**Task description:** Look below and pull out each line with the word "name".

**Exercise materials:**
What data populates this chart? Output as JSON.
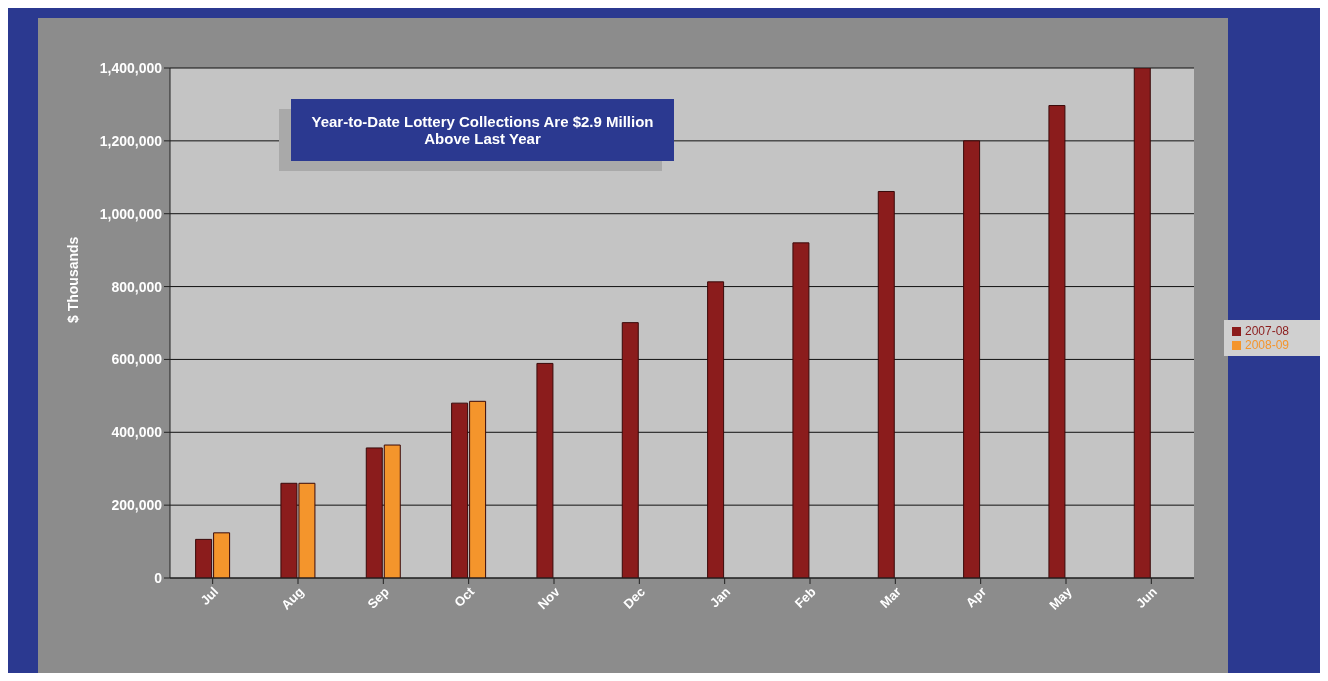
{
  "chart_data": {
    "type": "bar",
    "ylabel": "$ Thousands",
    "categories": [
      "Jul",
      "Aug",
      "Sep",
      "Oct",
      "Nov",
      "Dec",
      "Jan",
      "Feb",
      "Mar",
      "Apr",
      "May",
      "Jun"
    ],
    "series": [
      {
        "name": "2007-08",
        "color": "#8b1c1c",
        "values": [
          106000,
          260000,
          357000,
          480000,
          589000,
          701000,
          813000,
          920000,
          1061000,
          1200000,
          1297000,
          1400000
        ]
      },
      {
        "name": "2008-09",
        "color": "#f4952c",
        "values": [
          124000,
          260000,
          365000,
          485000,
          null,
          null,
          null,
          null,
          null,
          null,
          null,
          null
        ]
      }
    ],
    "ylim": [
      0,
      1400000
    ],
    "yticks": [
      {
        "value": 0,
        "label": "0"
      },
      {
        "value": 200000,
        "label": "200,000"
      },
      {
        "value": 400000,
        "label": "400,000"
      },
      {
        "value": 600000,
        "label": "600,000"
      },
      {
        "value": 800000,
        "label": "800,000"
      },
      {
        "value": 1000000,
        "label": "1,000,000"
      },
      {
        "value": 1200000,
        "label": "1,200,000"
      },
      {
        "value": 1400000,
        "label": "1,400,000"
      }
    ],
    "grid": "y",
    "legend": "right",
    "annotations": [
      "Year-to-Date Lottery Collections Are $2.9 Million Above Last Year"
    ]
  }
}
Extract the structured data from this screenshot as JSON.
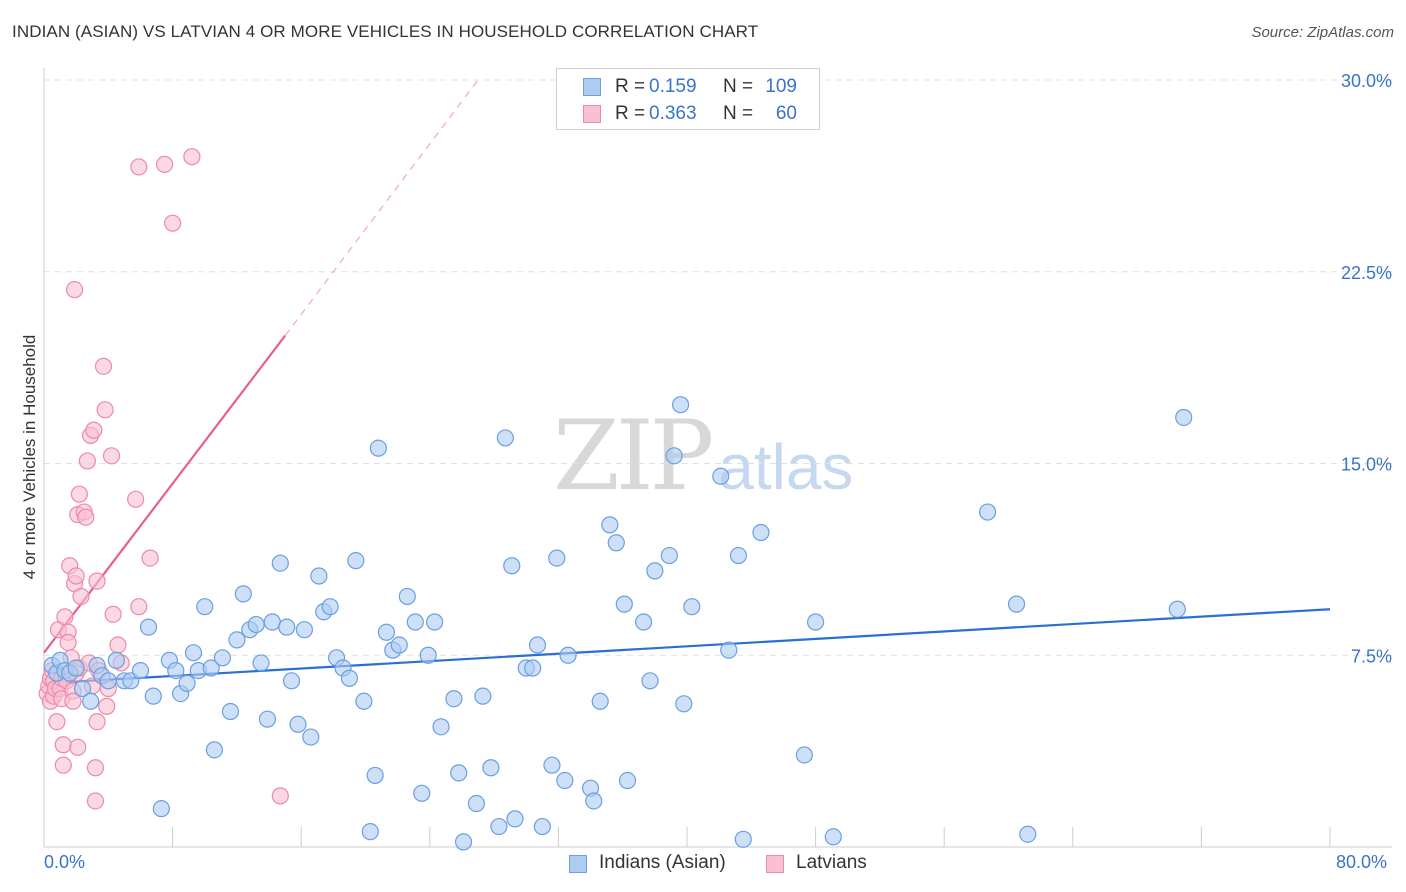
{
  "title": "INDIAN (ASIAN) VS LATVIAN 4 OR MORE VEHICLES IN HOUSEHOLD CORRELATION CHART",
  "source": "Source: ZipAtlas.com",
  "watermark": {
    "zip": "ZIP",
    "atlas": "atlas"
  },
  "colors": {
    "blue_fill": "#aecbf2",
    "blue_stroke": "#6a9fe0",
    "blue_line": "#2a6fd1",
    "pink_fill": "#f8c0d2",
    "pink_stroke": "#ec8aa9",
    "pink_line": "#e8608a",
    "axis_text": "#3a73c9",
    "grid": "#e0e0e0"
  },
  "stats": [
    {
      "r_label": "R =",
      "r_value": "0.159",
      "n_label": "N =",
      "n_value": "109"
    },
    {
      "r_label": "R =",
      "r_value": "0.363",
      "n_label": "N =",
      "n_value": "60"
    }
  ],
  "legend": [
    "Indians (Asian)",
    "Latvians"
  ],
  "chart_data": {
    "type": "scatter",
    "title": "INDIAN (ASIAN) VS LATVIAN 4 OR MORE VEHICLES IN HOUSEHOLD CORRELATION CHART",
    "xlabel": "",
    "ylabel": "4 or more Vehicles in Household",
    "xlim": [
      0,
      80
    ],
    "ylim": [
      0,
      30
    ],
    "x_tick_labels": [
      "0.0%",
      "80.0%"
    ],
    "y_ticks": [
      7.5,
      15.0,
      22.5,
      30.0
    ],
    "y_tick_labels": [
      "7.5%",
      "15.0%",
      "22.5%",
      "30.0%"
    ],
    "grid": "horizontal dashed",
    "legend_position": "bottom-center",
    "series": [
      {
        "name": "Indians (Asian)",
        "color": "#6a9fe0",
        "trend": {
          "x": [
            0,
            80
          ],
          "y": [
            6.4,
            9.3
          ]
        },
        "points": [
          [
            0.5,
            7.1
          ],
          [
            0.8,
            6.8
          ],
          [
            1.0,
            7.3
          ],
          [
            1.3,
            6.9
          ],
          [
            1.6,
            6.8
          ],
          [
            2.0,
            7.0
          ],
          [
            2.4,
            6.2
          ],
          [
            2.9,
            5.7
          ],
          [
            3.3,
            7.1
          ],
          [
            3.6,
            6.7
          ],
          [
            4.0,
            6.5
          ],
          [
            4.5,
            7.3
          ],
          [
            5.0,
            6.5
          ],
          [
            5.4,
            6.5
          ],
          [
            6.0,
            6.9
          ],
          [
            6.5,
            8.6
          ],
          [
            6.8,
            5.9
          ],
          [
            7.3,
            1.5
          ],
          [
            7.8,
            7.3
          ],
          [
            8.2,
            6.9
          ],
          [
            8.5,
            6.0
          ],
          [
            8.9,
            6.4
          ],
          [
            9.3,
            7.6
          ],
          [
            9.6,
            6.9
          ],
          [
            10.0,
            9.4
          ],
          [
            10.4,
            7.0
          ],
          [
            10.6,
            3.8
          ],
          [
            11.1,
            7.4
          ],
          [
            11.6,
            5.3
          ],
          [
            12.0,
            8.1
          ],
          [
            12.4,
            9.9
          ],
          [
            12.8,
            8.5
          ],
          [
            13.2,
            8.7
          ],
          [
            13.5,
            7.2
          ],
          [
            13.9,
            5.0
          ],
          [
            14.2,
            8.8
          ],
          [
            14.7,
            11.1
          ],
          [
            15.1,
            8.6
          ],
          [
            15.4,
            6.5
          ],
          [
            15.8,
            4.8
          ],
          [
            16.2,
            8.5
          ],
          [
            16.6,
            4.3
          ],
          [
            17.1,
            10.6
          ],
          [
            17.4,
            9.2
          ],
          [
            17.8,
            9.4
          ],
          [
            18.2,
            7.4
          ],
          [
            18.6,
            7.0
          ],
          [
            19.0,
            6.6
          ],
          [
            19.4,
            11.2
          ],
          [
            19.9,
            5.7
          ],
          [
            20.3,
            0.6
          ],
          [
            20.6,
            2.8
          ],
          [
            20.8,
            15.6
          ],
          [
            21.3,
            8.4
          ],
          [
            21.7,
            7.7
          ],
          [
            22.1,
            7.9
          ],
          [
            22.6,
            9.8
          ],
          [
            23.1,
            8.8
          ],
          [
            23.5,
            2.1
          ],
          [
            23.9,
            7.5
          ],
          [
            24.3,
            8.8
          ],
          [
            24.7,
            4.7
          ],
          [
            25.5,
            5.8
          ],
          [
            25.8,
            2.9
          ],
          [
            26.1,
            0.2
          ],
          [
            26.9,
            1.7
          ],
          [
            27.3,
            5.9
          ],
          [
            27.8,
            3.1
          ],
          [
            28.3,
            0.8
          ],
          [
            28.7,
            16.0
          ],
          [
            29.1,
            11.0
          ],
          [
            29.3,
            1.1
          ],
          [
            30.0,
            7.0
          ],
          [
            30.4,
            7.0
          ],
          [
            30.7,
            7.9
          ],
          [
            31.0,
            0.8
          ],
          [
            31.6,
            3.2
          ],
          [
            31.9,
            11.3
          ],
          [
            32.4,
            2.6
          ],
          [
            32.6,
            7.5
          ],
          [
            34.0,
            2.3
          ],
          [
            34.2,
            1.8
          ],
          [
            34.6,
            5.7
          ],
          [
            35.2,
            12.6
          ],
          [
            35.6,
            11.9
          ],
          [
            36.1,
            9.5
          ],
          [
            36.3,
            2.6
          ],
          [
            37.3,
            8.8
          ],
          [
            37.7,
            6.5
          ],
          [
            38.0,
            10.8
          ],
          [
            38.9,
            11.4
          ],
          [
            39.2,
            15.3
          ],
          [
            39.6,
            17.3
          ],
          [
            39.8,
            5.6
          ],
          [
            40.3,
            9.4
          ],
          [
            42.1,
            14.5
          ],
          [
            42.6,
            7.7
          ],
          [
            43.2,
            11.4
          ],
          [
            43.5,
            0.3
          ],
          [
            44.6,
            12.3
          ],
          [
            47.3,
            3.6
          ],
          [
            48.0,
            8.8
          ],
          [
            49.1,
            0.4
          ],
          [
            58.7,
            13.1
          ],
          [
            60.5,
            9.5
          ],
          [
            61.2,
            0.5
          ],
          [
            70.9,
            16.8
          ],
          [
            70.5,
            9.3
          ]
        ]
      },
      {
        "name": "Latvians",
        "color": "#ec8aa9",
        "trend": {
          "x": [
            0,
            15
          ],
          "y": [
            7.6,
            20.0
          ],
          "extended_dashed_to": [
            27,
            30.0
          ]
        },
        "points": [
          [
            0.2,
            6.0
          ],
          [
            0.3,
            6.3
          ],
          [
            0.4,
            6.6
          ],
          [
            0.4,
            5.7
          ],
          [
            0.5,
            6.9
          ],
          [
            0.6,
            6.5
          ],
          [
            0.6,
            5.9
          ],
          [
            0.7,
            6.2
          ],
          [
            0.8,
            4.9
          ],
          [
            0.9,
            8.5
          ],
          [
            1.0,
            6.2
          ],
          [
            1.1,
            6.6
          ],
          [
            1.1,
            5.8
          ],
          [
            1.2,
            4.0
          ],
          [
            1.2,
            3.2
          ],
          [
            1.3,
            9.0
          ],
          [
            1.4,
            6.5
          ],
          [
            1.5,
            8.4
          ],
          [
            1.5,
            8.0
          ],
          [
            1.6,
            11.0
          ],
          [
            1.7,
            7.4
          ],
          [
            1.8,
            6.1
          ],
          [
            1.8,
            5.7
          ],
          [
            1.9,
            10.3
          ],
          [
            1.9,
            21.8
          ],
          [
            2.0,
            10.6
          ],
          [
            2.0,
            6.8
          ],
          [
            2.1,
            13.0
          ],
          [
            2.1,
            3.9
          ],
          [
            2.2,
            7.0
          ],
          [
            2.2,
            13.8
          ],
          [
            2.3,
            9.8
          ],
          [
            2.5,
            13.1
          ],
          [
            2.6,
            12.9
          ],
          [
            2.7,
            15.1
          ],
          [
            2.8,
            7.2
          ],
          [
            2.9,
            16.1
          ],
          [
            3.0,
            6.3
          ],
          [
            3.1,
            16.3
          ],
          [
            3.2,
            3.1
          ],
          [
            3.2,
            1.8
          ],
          [
            3.3,
            4.9
          ],
          [
            3.3,
            10.4
          ],
          [
            3.4,
            6.9
          ],
          [
            3.7,
            18.8
          ],
          [
            3.8,
            17.1
          ],
          [
            3.9,
            5.5
          ],
          [
            4.0,
            6.2
          ],
          [
            4.2,
            15.3
          ],
          [
            4.3,
            9.1
          ],
          [
            4.6,
            7.9
          ],
          [
            4.8,
            7.2
          ],
          [
            5.7,
            13.6
          ],
          [
            5.9,
            26.6
          ],
          [
            5.9,
            9.4
          ],
          [
            6.6,
            11.3
          ],
          [
            7.5,
            26.7
          ],
          [
            8.0,
            24.4
          ],
          [
            9.2,
            27.0
          ],
          [
            14.7,
            2.0
          ]
        ]
      }
    ]
  }
}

**Task response:**
        "name": "2007-08",
        "name": "2008-09",
        "name": "Indians (Asian)",
        "name": "Latvians",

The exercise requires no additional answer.